— begin MATERIAL FOR THIS EXERCISE —

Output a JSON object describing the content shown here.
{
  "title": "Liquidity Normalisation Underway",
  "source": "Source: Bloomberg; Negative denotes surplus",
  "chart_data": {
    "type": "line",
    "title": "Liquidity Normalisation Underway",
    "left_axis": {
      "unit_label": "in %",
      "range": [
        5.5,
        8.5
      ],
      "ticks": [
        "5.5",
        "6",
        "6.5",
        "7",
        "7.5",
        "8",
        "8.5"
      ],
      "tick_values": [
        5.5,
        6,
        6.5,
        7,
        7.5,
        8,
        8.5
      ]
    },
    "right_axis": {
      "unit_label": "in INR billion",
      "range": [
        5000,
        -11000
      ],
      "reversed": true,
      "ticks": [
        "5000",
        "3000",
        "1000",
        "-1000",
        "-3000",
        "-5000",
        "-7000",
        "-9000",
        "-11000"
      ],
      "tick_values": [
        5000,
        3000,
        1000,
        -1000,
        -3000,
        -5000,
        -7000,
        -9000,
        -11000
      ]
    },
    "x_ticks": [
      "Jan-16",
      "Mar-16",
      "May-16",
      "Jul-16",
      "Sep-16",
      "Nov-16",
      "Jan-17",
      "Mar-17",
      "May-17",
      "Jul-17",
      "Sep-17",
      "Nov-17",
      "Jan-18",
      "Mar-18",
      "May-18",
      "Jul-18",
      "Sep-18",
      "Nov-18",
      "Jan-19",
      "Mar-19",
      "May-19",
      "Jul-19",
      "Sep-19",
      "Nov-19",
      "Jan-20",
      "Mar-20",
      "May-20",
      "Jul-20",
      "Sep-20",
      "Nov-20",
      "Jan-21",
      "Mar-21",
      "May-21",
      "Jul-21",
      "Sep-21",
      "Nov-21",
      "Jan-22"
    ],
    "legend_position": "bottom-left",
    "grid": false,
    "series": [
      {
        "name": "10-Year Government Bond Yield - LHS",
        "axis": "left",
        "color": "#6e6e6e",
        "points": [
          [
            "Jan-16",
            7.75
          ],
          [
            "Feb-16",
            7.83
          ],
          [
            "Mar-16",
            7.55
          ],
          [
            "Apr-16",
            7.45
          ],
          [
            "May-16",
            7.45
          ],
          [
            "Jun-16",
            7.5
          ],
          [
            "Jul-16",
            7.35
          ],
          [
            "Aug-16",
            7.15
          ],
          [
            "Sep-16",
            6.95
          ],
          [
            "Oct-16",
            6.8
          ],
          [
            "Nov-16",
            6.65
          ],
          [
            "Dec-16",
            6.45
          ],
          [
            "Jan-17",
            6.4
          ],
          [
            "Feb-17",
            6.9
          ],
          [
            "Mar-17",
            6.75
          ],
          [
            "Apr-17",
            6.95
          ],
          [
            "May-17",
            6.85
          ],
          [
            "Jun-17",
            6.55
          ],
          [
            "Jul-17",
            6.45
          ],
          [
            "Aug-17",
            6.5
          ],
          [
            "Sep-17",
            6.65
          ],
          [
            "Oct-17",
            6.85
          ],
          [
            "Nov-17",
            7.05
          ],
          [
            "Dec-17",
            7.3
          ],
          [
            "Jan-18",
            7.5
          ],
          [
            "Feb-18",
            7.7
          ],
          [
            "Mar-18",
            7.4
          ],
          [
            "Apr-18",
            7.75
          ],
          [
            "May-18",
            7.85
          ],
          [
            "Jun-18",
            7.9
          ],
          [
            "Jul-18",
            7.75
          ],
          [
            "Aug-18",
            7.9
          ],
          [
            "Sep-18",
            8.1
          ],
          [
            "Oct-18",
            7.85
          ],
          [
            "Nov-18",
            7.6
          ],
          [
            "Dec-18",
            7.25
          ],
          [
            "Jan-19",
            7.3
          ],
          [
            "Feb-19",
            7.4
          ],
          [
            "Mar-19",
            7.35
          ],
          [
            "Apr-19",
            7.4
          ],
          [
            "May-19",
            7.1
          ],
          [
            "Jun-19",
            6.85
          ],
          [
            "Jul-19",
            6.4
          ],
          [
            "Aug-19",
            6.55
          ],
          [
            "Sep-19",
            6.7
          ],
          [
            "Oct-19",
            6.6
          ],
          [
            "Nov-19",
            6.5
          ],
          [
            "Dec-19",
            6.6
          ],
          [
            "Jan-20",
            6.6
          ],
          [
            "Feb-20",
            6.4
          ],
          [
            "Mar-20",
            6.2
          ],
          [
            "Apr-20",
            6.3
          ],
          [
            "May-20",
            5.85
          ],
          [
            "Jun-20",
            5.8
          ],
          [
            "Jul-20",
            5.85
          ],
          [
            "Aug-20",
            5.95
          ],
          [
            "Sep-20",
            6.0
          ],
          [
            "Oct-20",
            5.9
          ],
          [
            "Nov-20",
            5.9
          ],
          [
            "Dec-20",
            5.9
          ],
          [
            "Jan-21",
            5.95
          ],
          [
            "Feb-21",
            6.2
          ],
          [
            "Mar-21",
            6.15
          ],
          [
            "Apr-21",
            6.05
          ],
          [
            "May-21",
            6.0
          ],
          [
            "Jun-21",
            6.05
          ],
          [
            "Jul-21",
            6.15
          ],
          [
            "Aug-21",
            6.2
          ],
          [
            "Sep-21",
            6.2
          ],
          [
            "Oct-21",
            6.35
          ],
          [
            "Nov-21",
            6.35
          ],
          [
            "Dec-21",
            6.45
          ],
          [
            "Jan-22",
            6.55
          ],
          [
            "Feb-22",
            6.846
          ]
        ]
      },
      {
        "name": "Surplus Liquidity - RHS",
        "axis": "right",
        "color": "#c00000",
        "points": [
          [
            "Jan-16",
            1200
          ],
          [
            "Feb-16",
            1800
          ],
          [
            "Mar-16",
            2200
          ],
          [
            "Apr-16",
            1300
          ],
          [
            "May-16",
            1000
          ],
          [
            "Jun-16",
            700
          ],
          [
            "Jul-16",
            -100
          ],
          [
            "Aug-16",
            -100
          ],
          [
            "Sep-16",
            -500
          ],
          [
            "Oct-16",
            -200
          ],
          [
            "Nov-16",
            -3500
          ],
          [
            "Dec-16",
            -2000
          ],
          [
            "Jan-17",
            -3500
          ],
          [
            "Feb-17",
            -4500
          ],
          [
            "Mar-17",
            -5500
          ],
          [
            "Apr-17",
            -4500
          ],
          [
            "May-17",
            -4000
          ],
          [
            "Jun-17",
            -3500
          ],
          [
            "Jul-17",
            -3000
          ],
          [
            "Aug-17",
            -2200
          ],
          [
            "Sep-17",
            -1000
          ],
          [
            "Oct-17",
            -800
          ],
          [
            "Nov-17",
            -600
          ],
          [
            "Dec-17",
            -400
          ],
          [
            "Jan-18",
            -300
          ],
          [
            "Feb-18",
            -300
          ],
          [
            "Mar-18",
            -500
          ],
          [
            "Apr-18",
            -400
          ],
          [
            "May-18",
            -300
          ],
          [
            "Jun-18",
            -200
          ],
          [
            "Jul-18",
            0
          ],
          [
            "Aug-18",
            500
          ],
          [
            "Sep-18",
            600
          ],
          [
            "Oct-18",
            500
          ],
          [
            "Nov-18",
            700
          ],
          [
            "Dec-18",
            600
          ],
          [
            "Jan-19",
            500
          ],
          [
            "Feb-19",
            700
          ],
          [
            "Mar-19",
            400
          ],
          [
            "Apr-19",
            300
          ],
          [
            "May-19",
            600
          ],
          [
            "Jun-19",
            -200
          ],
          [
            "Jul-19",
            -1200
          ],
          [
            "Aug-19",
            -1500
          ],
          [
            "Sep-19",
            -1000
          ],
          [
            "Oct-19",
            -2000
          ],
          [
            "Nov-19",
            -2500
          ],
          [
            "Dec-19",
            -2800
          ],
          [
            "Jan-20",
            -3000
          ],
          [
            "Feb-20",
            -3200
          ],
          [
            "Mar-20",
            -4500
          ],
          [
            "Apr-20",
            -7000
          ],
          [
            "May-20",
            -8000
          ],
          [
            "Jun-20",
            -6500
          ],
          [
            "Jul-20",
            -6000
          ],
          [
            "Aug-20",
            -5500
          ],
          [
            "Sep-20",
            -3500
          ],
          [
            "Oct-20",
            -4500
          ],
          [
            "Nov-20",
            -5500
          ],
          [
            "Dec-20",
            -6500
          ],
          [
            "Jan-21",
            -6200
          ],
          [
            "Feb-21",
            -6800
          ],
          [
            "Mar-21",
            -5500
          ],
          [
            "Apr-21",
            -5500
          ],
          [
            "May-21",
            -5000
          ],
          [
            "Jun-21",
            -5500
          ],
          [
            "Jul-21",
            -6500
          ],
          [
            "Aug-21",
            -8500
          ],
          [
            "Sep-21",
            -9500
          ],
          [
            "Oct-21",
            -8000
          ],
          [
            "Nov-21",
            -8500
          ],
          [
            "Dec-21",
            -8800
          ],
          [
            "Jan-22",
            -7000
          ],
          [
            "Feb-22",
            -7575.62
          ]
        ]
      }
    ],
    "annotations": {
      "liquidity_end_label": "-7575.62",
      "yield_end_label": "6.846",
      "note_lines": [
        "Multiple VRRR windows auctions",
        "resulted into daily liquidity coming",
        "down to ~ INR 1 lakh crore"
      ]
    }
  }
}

— end MATERIAL FOR THIS EXERCISE —

* [DIRECTIONS FOR THIS TASK]:
Pull every line holding "title" out of the records.

* [FULL SOLUTION]:
  "title": "Liquidity Normalisation Underway",
    "title": "Liquidity Normalisation Underway",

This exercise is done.